WHAT THE TASK ASKS | Every line of the material is to be repeated exactly as it stands.

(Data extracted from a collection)
------------------------------------------------------------

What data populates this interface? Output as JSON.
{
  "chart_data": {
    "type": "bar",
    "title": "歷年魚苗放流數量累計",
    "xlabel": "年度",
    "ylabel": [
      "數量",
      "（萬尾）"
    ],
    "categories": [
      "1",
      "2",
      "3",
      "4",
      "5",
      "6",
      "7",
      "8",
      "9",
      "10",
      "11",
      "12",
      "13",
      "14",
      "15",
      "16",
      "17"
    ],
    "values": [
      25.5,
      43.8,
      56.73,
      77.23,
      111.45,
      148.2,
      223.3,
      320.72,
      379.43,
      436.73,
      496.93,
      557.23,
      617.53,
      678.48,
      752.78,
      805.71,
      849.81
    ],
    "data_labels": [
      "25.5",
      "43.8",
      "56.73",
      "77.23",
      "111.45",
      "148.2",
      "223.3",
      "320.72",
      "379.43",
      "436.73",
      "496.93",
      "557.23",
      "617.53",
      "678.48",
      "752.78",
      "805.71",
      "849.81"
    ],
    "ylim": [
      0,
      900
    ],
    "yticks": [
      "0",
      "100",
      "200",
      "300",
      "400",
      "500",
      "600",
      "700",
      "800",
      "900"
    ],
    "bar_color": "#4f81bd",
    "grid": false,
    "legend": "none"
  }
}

------------------------------------------------------------

REPLY |
What data populates this interface? Output as JSON.
{
  "chart_data": {
    "type": "bar",
    "title": "歷年魚苗放流數量累計",
    "xlabel": "年度",
    "ylabel": [
      "數量",
      "（萬尾）"
    ],
    "categories": [
      "1",
      "2",
      "3",
      "4",
      "5",
      "6",
      "7",
      "8",
      "9",
      "10",
      "11",
      "12",
      "13",
      "14",
      "15",
      "16",
      "17"
    ],
    "values": [
      25.5,
      43.8,
      56.73,
      77.23,
      111.45,
      148.2,
      223.3,
      320.72,
      379.43,
      436.73,
      496.93,
      557.23,
      617.53,
      678.48,
      752.78,
      805.71,
      849.81
    ],
    "data_labels": [
      "25.5",
      "43.8",
      "56.73",
      "77.23",
      "111.45",
      "148.2",
      "223.3",
      "320.72",
      "379.43",
      "436.73",
      "496.93",
      "557.23",
      "617.53",
      "678.48",
      "752.78",
      "805.71",
      "849.81"
    ],
    "ylim": [
      0,
      900
    ],
    "yticks": [
      "0",
      "100",
      "200",
      "300",
      "400",
      "500",
      "600",
      "700",
      "800",
      "900"
    ],
    "bar_color": "#4f81bd",
    "grid": false,
    "legend": "none"
  }
}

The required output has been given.